__Description of the task__. Rewrite the data from its first line up to and including the line with "right-y-axis-title: Avg. (Total", swapping "GVC Participation" for "GVC Share" and keeping everything else the same. Give only those lines.

** start **

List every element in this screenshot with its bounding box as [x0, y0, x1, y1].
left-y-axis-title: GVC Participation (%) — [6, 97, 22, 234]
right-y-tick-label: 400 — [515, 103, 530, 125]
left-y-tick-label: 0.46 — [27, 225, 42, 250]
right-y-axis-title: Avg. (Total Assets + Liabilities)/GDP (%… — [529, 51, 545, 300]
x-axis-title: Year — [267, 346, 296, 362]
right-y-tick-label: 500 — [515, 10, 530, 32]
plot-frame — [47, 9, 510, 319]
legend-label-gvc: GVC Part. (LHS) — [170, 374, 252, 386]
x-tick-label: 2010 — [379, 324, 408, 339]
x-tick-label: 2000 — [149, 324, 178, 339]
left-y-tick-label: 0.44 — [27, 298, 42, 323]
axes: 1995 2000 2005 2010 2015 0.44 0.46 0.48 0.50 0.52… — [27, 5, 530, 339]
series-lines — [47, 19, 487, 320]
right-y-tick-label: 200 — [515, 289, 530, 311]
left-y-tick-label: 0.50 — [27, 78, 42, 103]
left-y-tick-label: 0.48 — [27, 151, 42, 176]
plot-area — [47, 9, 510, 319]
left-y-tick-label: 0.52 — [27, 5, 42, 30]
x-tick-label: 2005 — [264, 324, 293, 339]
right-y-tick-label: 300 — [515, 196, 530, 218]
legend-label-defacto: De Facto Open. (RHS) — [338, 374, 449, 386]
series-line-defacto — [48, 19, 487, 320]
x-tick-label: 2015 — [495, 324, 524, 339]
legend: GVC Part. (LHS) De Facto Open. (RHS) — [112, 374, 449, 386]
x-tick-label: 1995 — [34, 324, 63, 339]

** end **

__Final result__.
List every element in this screenshot with its bounding box as [x0, y0, x1, y1].
left-y-axis-title: GVC Share (%) — [6, 97, 22, 234]
right-y-tick-label: 400 — [515, 103, 530, 125]
left-y-tick-label: 0.46 — [27, 225, 42, 250]
right-y-axis-title: Avg. (Total Assets + Liabilities)/GDP (%… — [529, 51, 545, 300]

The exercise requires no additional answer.